Pull each line containing "vendor" out of the data and copy it.

Entries —
>>>>

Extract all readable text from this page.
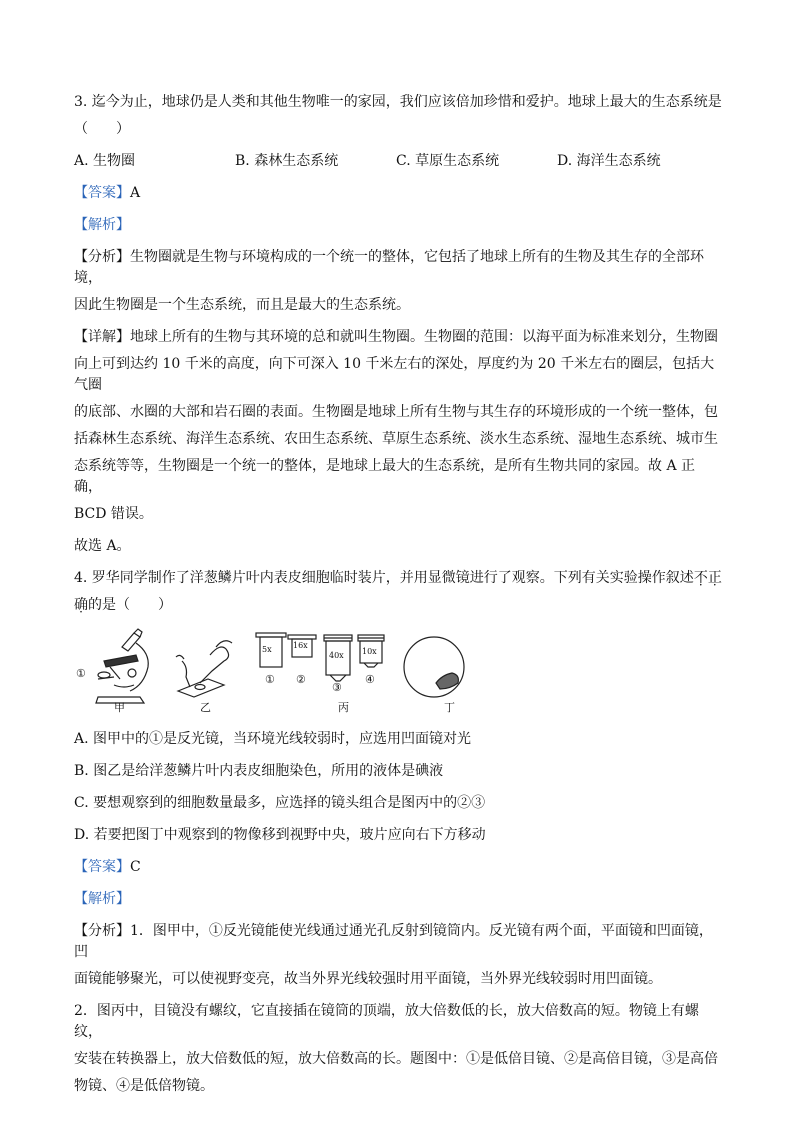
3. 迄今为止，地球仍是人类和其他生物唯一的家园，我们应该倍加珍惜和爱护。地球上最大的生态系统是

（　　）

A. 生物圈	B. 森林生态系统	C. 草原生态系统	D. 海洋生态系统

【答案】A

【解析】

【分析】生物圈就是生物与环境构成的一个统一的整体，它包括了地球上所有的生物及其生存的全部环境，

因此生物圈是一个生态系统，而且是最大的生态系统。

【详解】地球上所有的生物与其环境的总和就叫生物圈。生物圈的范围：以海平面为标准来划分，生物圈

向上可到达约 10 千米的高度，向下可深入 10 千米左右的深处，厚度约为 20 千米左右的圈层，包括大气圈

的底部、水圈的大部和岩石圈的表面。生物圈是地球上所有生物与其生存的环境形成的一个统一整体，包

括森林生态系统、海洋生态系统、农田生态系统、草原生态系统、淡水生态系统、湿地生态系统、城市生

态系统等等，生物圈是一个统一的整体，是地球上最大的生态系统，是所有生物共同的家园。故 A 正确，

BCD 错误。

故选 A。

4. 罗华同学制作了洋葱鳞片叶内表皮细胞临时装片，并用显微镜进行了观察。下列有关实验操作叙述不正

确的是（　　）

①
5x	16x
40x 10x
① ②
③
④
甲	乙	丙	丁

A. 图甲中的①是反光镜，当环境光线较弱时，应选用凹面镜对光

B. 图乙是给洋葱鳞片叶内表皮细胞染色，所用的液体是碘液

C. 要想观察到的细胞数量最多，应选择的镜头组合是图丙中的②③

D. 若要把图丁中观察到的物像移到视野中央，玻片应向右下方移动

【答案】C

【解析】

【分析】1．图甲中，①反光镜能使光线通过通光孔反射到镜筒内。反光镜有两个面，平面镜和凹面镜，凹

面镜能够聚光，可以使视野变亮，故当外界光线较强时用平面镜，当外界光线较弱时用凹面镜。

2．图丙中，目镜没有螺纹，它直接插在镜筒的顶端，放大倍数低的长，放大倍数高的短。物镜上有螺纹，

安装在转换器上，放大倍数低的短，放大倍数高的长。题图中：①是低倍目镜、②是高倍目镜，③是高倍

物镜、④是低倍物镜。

<<<<
>>>>

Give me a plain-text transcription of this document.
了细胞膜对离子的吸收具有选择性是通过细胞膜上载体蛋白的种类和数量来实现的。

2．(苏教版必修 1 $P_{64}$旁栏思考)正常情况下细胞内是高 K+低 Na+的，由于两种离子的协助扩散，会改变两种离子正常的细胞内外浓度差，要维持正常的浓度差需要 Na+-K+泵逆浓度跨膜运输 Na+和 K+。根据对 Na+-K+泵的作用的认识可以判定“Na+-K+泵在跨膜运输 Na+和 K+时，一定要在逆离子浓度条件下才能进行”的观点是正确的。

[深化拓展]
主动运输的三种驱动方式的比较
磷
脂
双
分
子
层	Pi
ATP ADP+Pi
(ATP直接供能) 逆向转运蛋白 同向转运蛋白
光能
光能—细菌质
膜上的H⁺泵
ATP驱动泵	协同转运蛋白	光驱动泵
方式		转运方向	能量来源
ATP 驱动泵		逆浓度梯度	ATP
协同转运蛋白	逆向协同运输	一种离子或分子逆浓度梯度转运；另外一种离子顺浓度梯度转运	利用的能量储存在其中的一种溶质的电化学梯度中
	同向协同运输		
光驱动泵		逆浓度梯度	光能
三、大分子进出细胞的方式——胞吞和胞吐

<<<<
>>>>

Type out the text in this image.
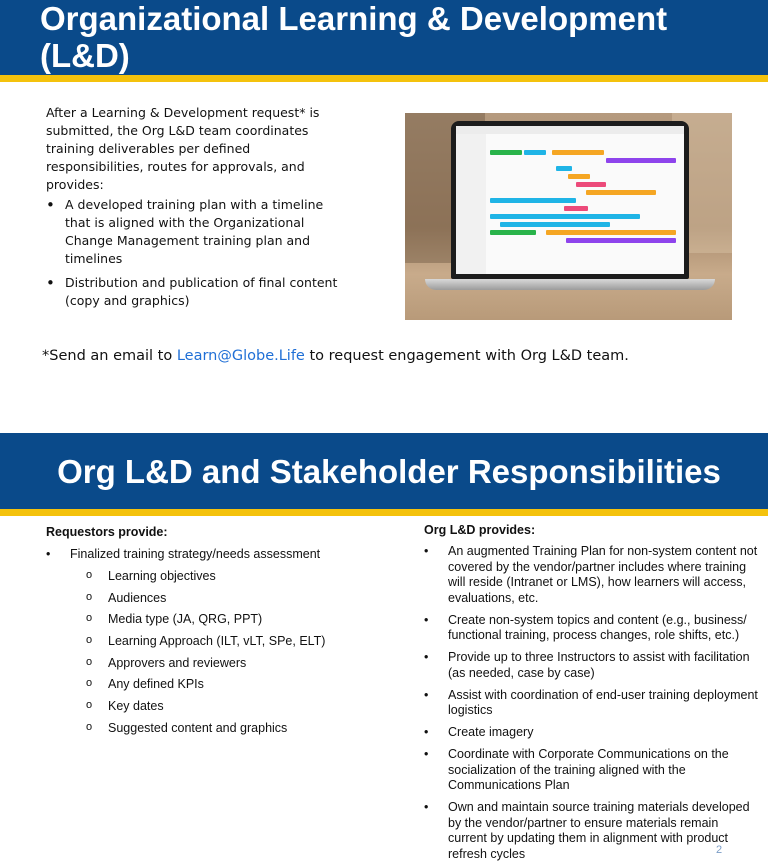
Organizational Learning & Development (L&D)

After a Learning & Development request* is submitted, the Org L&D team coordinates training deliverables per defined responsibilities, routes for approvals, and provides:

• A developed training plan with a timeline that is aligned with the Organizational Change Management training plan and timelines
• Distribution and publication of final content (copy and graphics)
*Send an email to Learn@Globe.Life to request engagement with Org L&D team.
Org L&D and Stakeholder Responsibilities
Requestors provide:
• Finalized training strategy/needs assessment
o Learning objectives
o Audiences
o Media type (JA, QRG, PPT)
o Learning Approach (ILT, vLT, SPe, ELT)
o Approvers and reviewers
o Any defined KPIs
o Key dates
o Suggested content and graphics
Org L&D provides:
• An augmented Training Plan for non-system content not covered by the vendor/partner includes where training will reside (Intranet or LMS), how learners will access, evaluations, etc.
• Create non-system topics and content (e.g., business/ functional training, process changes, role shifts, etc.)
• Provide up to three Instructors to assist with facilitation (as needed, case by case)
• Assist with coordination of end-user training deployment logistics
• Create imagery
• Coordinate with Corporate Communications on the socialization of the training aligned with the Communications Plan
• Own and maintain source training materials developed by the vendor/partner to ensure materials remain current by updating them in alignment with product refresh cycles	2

<<<<

Output below —
• An augmented Training Plan for non-system content not covered by the vendor/partner includes where training will reside (Intranet or LMS), how learners will access, evaluations, etc.
• Own and maintain source training materials developed by the vendor/partner to ensure materials remain current by updating them in alignment with product refresh cycles	2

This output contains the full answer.